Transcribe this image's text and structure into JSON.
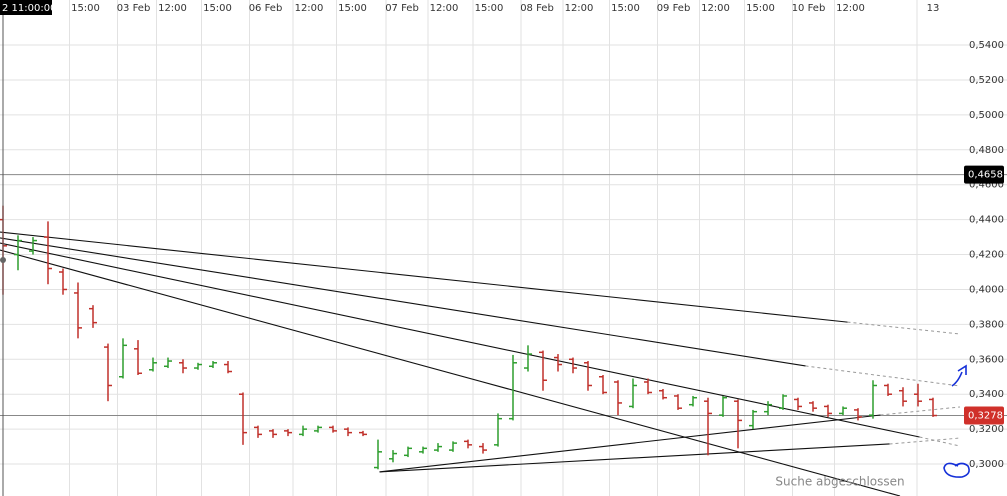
{
  "chart_data": {
    "type": "ohlc",
    "crosshair_label": "2 11:00:00",
    "watermark": "Suche abgeschlossen",
    "up_color": "#2e9e2e",
    "down_color": "#c0302a",
    "open": [
      0.44,
      0.42,
      0.422,
      0.43,
      0.41,
      0.398,
      0.389,
      0.367,
      0.35,
      0.366,
      0.354,
      0.356,
      0.358,
      0.355,
      0.356,
      0.357,
      0.34,
      0.321,
      0.319,
      0.319,
      0.317,
      0.319,
      0.321,
      0.32,
      0.318,
      0.298,
      0.303,
      0.305,
      0.307,
      0.308,
      0.308,
      0.313,
      0.31,
      0.311,
      0.326,
      0.355,
      0.364,
      0.361,
      0.36,
      0.358,
      0.35,
      0.347,
      0.333,
      0.347,
      0.342,
      0.339,
      0.334,
      0.336,
      0.328,
      0.336,
      0.322,
      0.33,
      0.332,
      0.337,
      0.335,
      0.333,
      0.329,
      0.331,
      0.328,
      0.345,
      0.342,
      0.34,
      0.337
    ],
    "high": [
      0.448,
      0.431,
      0.43,
      0.439,
      0.412,
      0.404,
      0.391,
      0.369,
      0.372,
      0.371,
      0.361,
      0.361,
      0.36,
      0.358,
      0.359,
      0.359,
      0.341,
      0.322,
      0.32,
      0.32,
      0.322,
      0.322,
      0.322,
      0.321,
      0.319,
      0.314,
      0.308,
      0.31,
      0.31,
      0.312,
      0.313,
      0.314,
      0.312,
      0.329,
      0.3625,
      0.368,
      0.365,
      0.363,
      0.361,
      0.359,
      0.351,
      0.348,
      0.349,
      0.349,
      0.343,
      0.34,
      0.339,
      0.338,
      0.339,
      0.337,
      0.331,
      0.336,
      0.34,
      0.338,
      0.336,
      0.334,
      0.333,
      0.332,
      0.348,
      0.346,
      0.344,
      0.346,
      0.338
    ],
    "low": [
      0.397,
      0.411,
      0.42,
      0.403,
      0.397,
      0.372,
      0.378,
      0.336,
      0.349,
      0.351,
      0.353,
      0.355,
      0.352,
      0.354,
      0.355,
      0.352,
      0.311,
      0.315,
      0.315,
      0.316,
      0.316,
      0.318,
      0.318,
      0.316,
      0.316,
      0.297,
      0.301,
      0.304,
      0.306,
      0.307,
      0.307,
      0.309,
      0.306,
      0.31,
      0.325,
      0.353,
      0.342,
      0.353,
      0.352,
      0.342,
      0.34,
      0.328,
      0.332,
      0.34,
      0.337,
      0.331,
      0.333,
      0.305,
      0.327,
      0.309,
      0.32,
      0.328,
      0.331,
      0.331,
      0.33,
      0.327,
      0.328,
      0.325,
      0.326,
      0.339,
      0.333,
      0.333,
      0.327
    ],
    "close": [
      0.425,
      0.428,
      0.428,
      0.412,
      0.4,
      0.378,
      0.381,
      0.345,
      0.368,
      0.352,
      0.358,
      0.359,
      0.355,
      0.357,
      0.358,
      0.353,
      0.318,
      0.317,
      0.317,
      0.318,
      0.32,
      0.321,
      0.319,
      0.318,
      0.317,
      0.307,
      0.306,
      0.309,
      0.309,
      0.31,
      0.312,
      0.311,
      0.308,
      0.326,
      0.358,
      0.363,
      0.348,
      0.357,
      0.355,
      0.345,
      0.341,
      0.335,
      0.345,
      0.341,
      0.338,
      0.332,
      0.338,
      0.329,
      0.338,
      0.325,
      0.33,
      0.334,
      0.339,
      0.333,
      0.332,
      0.329,
      0.332,
      0.327,
      0.345,
      0.34,
      0.336,
      0.336,
      0.3278
    ],
    "xlim": [
      -0.2,
      63.8
    ],
    "xticks": [
      {
        "value": 5.5,
        "label": "15:00"
      },
      {
        "value": 8.7,
        "label": "03 Feb"
      },
      {
        "value": 11.3,
        "label": "12:00"
      },
      {
        "value": 14.3,
        "label": "15:00"
      },
      {
        "value": 17.5,
        "label": "06 Feb"
      },
      {
        "value": 20.4,
        "label": "12:00"
      },
      {
        "value": 23.3,
        "label": "15:00"
      },
      {
        "value": 26.6,
        "label": "07 Feb"
      },
      {
        "value": 29.4,
        "label": "12:00"
      },
      {
        "value": 32.4,
        "label": "15:00"
      },
      {
        "value": 35.6,
        "label": "08 Feb"
      },
      {
        "value": 38.4,
        "label": "12:00"
      },
      {
        "value": 41.5,
        "label": "15:00"
      },
      {
        "value": 44.7,
        "label": "09 Feb"
      },
      {
        "value": 47.5,
        "label": "12:00"
      },
      {
        "value": 50.5,
        "label": "15:00"
      },
      {
        "value": 53.7,
        "label": "10 Feb"
      },
      {
        "value": 56.5,
        "label": "12:00"
      },
      {
        "value": 62,
        "label": "13"
      }
    ],
    "ylim": [
      0.2817,
      0.5658
    ],
    "yticks": [
      {
        "value": 0.3,
        "label": "0,3000"
      },
      {
        "value": 0.32,
        "label": "0,3200"
      },
      {
        "value": 0.34,
        "label": "0,3400"
      },
      {
        "value": 0.36,
        "label": "0,3600"
      },
      {
        "value": 0.38,
        "label": "0,3800"
      },
      {
        "value": 0.4,
        "label": "0,4000"
      },
      {
        "value": 0.42,
        "label": "0,4200"
      },
      {
        "value": 0.44,
        "label": "0,4400"
      },
      {
        "value": 0.46,
        "label": "0,4600"
      },
      {
        "value": 0.48,
        "label": "0,4800"
      },
      {
        "value": 0.5,
        "label": "0,5000"
      },
      {
        "value": 0.52,
        "label": "0,5200"
      },
      {
        "value": 0.54,
        "label": "0,5400"
      }
    ],
    "grid": true,
    "price_lines": [
      {
        "value": 0.4658,
        "label": "0,4658",
        "color": "#000000"
      },
      {
        "value": 0.3278,
        "label": "0,3278",
        "color": "#d0302a"
      }
    ],
    "trendlines": [
      {
        "x": [
          -0.2,
          56.3,
          63.8
        ],
        "y": [
          0.4329,
          0.3813,
          0.3745
        ]
      },
      {
        "x": [
          -0.2,
          53.5,
          63.8
        ],
        "y": [
          0.4295,
          0.3562,
          0.3447
        ]
      },
      {
        "x": [
          -0.2,
          61.1,
          63.8
        ],
        "y": [
          0.4266,
          0.3155,
          0.3103
        ]
      },
      {
        "x": [
          -0.2,
          59.8
        ],
        "y": [
          0.4226,
          0.2817
        ]
      },
      {
        "x": [
          25.1,
          58.5,
          63.8
        ],
        "y": [
          0.2955,
          0.3281,
          0.3327
        ]
      },
      {
        "x": [
          25.1,
          59.1,
          63.8
        ],
        "y": [
          0.2955,
          0.3115,
          0.3149
        ]
      }
    ]
  }
}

**EXERCISE DIRECTIONS**
All of the entries above should be duplicated exactly, except for the pictures.

**PROBLEM SOLUTION**
Transcribe this image's text and structure into JSON.
{
  "chart_data": {
    "type": "ohlc",
    "crosshair_label": "2 11:00:00",
    "watermark": "Suche abgeschlossen",
    "up_color": "#2e9e2e",
    "down_color": "#c0302a",
    "open": [
      0.44,
      0.42,
      0.422,
      0.43,
      0.41,
      0.398,
      0.389,
      0.367,
      0.35,
      0.366,
      0.354,
      0.356,
      0.358,
      0.355,
      0.356,
      0.357,
      0.34,
      0.321,
      0.319,
      0.319,
      0.317,
      0.319,
      0.321,
      0.32,
      0.318,
      0.298,
      0.303,
      0.305,
      0.307,
      0.308,
      0.308,
      0.313,
      0.31,
      0.311,
      0.326,
      0.355,
      0.364,
      0.361,
      0.36,
      0.358,
      0.35,
      0.347,
      0.333,
      0.347,
      0.342,
      0.339,
      0.334,
      0.336,
      0.328,
      0.336,
      0.322,
      0.33,
      0.332,
      0.337,
      0.335,
      0.333,
      0.329,
      0.331,
      0.328,
      0.345,
      0.342,
      0.34,
      0.337
    ],
    "high": [
      0.448,
      0.431,
      0.43,
      0.439,
      0.412,
      0.404,
      0.391,
      0.369,
      0.372,
      0.371,
      0.361,
      0.361,
      0.36,
      0.358,
      0.359,
      0.359,
      0.341,
      0.322,
      0.32,
      0.32,
      0.322,
      0.322,
      0.322,
      0.321,
      0.319,
      0.314,
      0.308,
      0.31,
      0.31,
      0.312,
      0.313,
      0.314,
      0.312,
      0.329,
      0.3625,
      0.368,
      0.365,
      0.363,
      0.361,
      0.359,
      0.351,
      0.348,
      0.349,
      0.349,
      0.343,
      0.34,
      0.339,
      0.338,
      0.339,
      0.337,
      0.331,
      0.336,
      0.34,
      0.338,
      0.336,
      0.334,
      0.333,
      0.332,
      0.348,
      0.346,
      0.344,
      0.346,
      0.338
    ],
    "low": [
      0.397,
      0.411,
      0.42,
      0.403,
      0.397,
      0.372,
      0.378,
      0.336,
      0.349,
      0.351,
      0.353,
      0.355,
      0.352,
      0.354,
      0.355,
      0.352,
      0.311,
      0.315,
      0.315,
      0.316,
      0.316,
      0.318,
      0.318,
      0.316,
      0.316,
      0.297,
      0.301,
      0.304,
      0.306,
      0.307,
      0.307,
      0.309,
      0.306,
      0.31,
      0.325,
      0.353,
      0.342,
      0.353,
      0.352,
      0.342,
      0.34,
      0.328,
      0.332,
      0.34,
      0.337,
      0.331,
      0.333,
      0.305,
      0.327,
      0.309,
      0.32,
      0.328,
      0.331,
      0.331,
      0.33,
      0.327,
      0.328,
      0.325,
      0.326,
      0.339,
      0.333,
      0.333,
      0.327
    ],
    "close": [
      0.425,
      0.428,
      0.428,
      0.412,
      0.4,
      0.378,
      0.381,
      0.345,
      0.368,
      0.352,
      0.358,
      0.359,
      0.355,
      0.357,
      0.358,
      0.353,
      0.318,
      0.317,
      0.317,
      0.318,
      0.32,
      0.321,
      0.319,
      0.318,
      0.317,
      0.307,
      0.306,
      0.309,
      0.309,
      0.31,
      0.312,
      0.311,
      0.308,
      0.326,
      0.358,
      0.363,
      0.348,
      0.357,
      0.355,
      0.345,
      0.341,
      0.335,
      0.345,
      0.341,
      0.338,
      0.332,
      0.338,
      0.329,
      0.338,
      0.325,
      0.33,
      0.334,
      0.339,
      0.333,
      0.332,
      0.329,
      0.332,
      0.327,
      0.345,
      0.34,
      0.336,
      0.336,
      0.3278
    ],
    "xlim": [
      -0.2,
      63.8
    ],
    "xticks": [
      {
        "value": 5.5,
        "label": "15:00"
      },
      {
        "value": 8.7,
        "label": "03 Feb"
      },
      {
        "value": 11.3,
        "label": "12:00"
      },
      {
        "value": 14.3,
        "label": "15:00"
      },
      {
        "value": 17.5,
        "label": "06 Feb"
      },
      {
        "value": 20.4,
        "label": "12:00"
      },
      {
        "value": 23.3,
        "label": "15:00"
      },
      {
        "value": 26.6,
        "label": "07 Feb"
      },
      {
        "value": 29.4,
        "label": "12:00"
      },
      {
        "value": 32.4,
        "label": "15:00"
      },
      {
        "value": 35.6,
        "label": "08 Feb"
      },
      {
        "value": 38.4,
        "label": "12:00"
      },
      {
        "value": 41.5,
        "label": "15:00"
      },
      {
        "value": 44.7,
        "label": "09 Feb"
      },
      {
        "value": 47.5,
        "label": "12:00"
      },
      {
        "value": 50.5,
        "label": "15:00"
      },
      {
        "value": 53.7,
        "label": "10 Feb"
      },
      {
        "value": 56.5,
        "label": "12:00"
      },
      {
        "value": 62,
        "label": "13"
      }
    ],
    "ylim": [
      0.2817,
      0.5658
    ],
    "yticks": [
      {
        "value": 0.3,
        "label": "0,3000"
      },
      {
        "value": 0.32,
        "label": "0,3200"
      },
      {
        "value": 0.34,
        "label": "0,3400"
      },
      {
        "value": 0.36,
        "label": "0,3600"
      },
      {
        "value": 0.38,
        "label": "0,3800"
      },
      {
        "value": 0.4,
        "label": "0,4000"
      },
      {
        "value": 0.42,
        "label": "0,4200"
      },
      {
        "value": 0.44,
        "label": "0,4400"
      },
      {
        "value": 0.46,
        "label": "0,4600"
      },
      {
        "value": 0.48,
        "label": "0,4800"
      },
      {
        "value": 0.5,
        "label": "0,5000"
      },
      {
        "value": 0.52,
        "label": "0,5200"
      },
      {
        "value": 0.54,
        "label": "0,5400"
      }
    ],
    "grid": true,
    "price_lines": [
      {
        "value": 0.4658,
        "label": "0,4658",
        "color": "#000000"
      },
      {
        "value": 0.3278,
        "label": "0,3278",
        "color": "#d0302a"
      }
    ],
    "trendlines": [
      {
        "x": [
          -0.2,
          56.3,
          63.8
        ],
        "y": [
          0.4329,
          0.3813,
          0.3745
        ]
      },
      {
        "x": [
          -0.2,
          53.5,
          63.8
        ],
        "y": [
          0.4295,
          0.3562,
          0.3447
        ]
      },
      {
        "x": [
          -0.2,
          61.1,
          63.8
        ],
        "y": [
          0.4266,
          0.3155,
          0.3103
        ]
      },
      {
        "x": [
          -0.2,
          59.8
        ],
        "y": [
          0.4226,
          0.2817
        ]
      },
      {
        "x": [
          25.1,
          58.5,
          63.8
        ],
        "y": [
          0.2955,
          0.3281,
          0.3327
        ]
      },
      {
        "x": [
          25.1,
          59.1,
          63.8
        ],
        "y": [
          0.2955,
          0.3115,
          0.3149
        ]
      }
    ]
  }
}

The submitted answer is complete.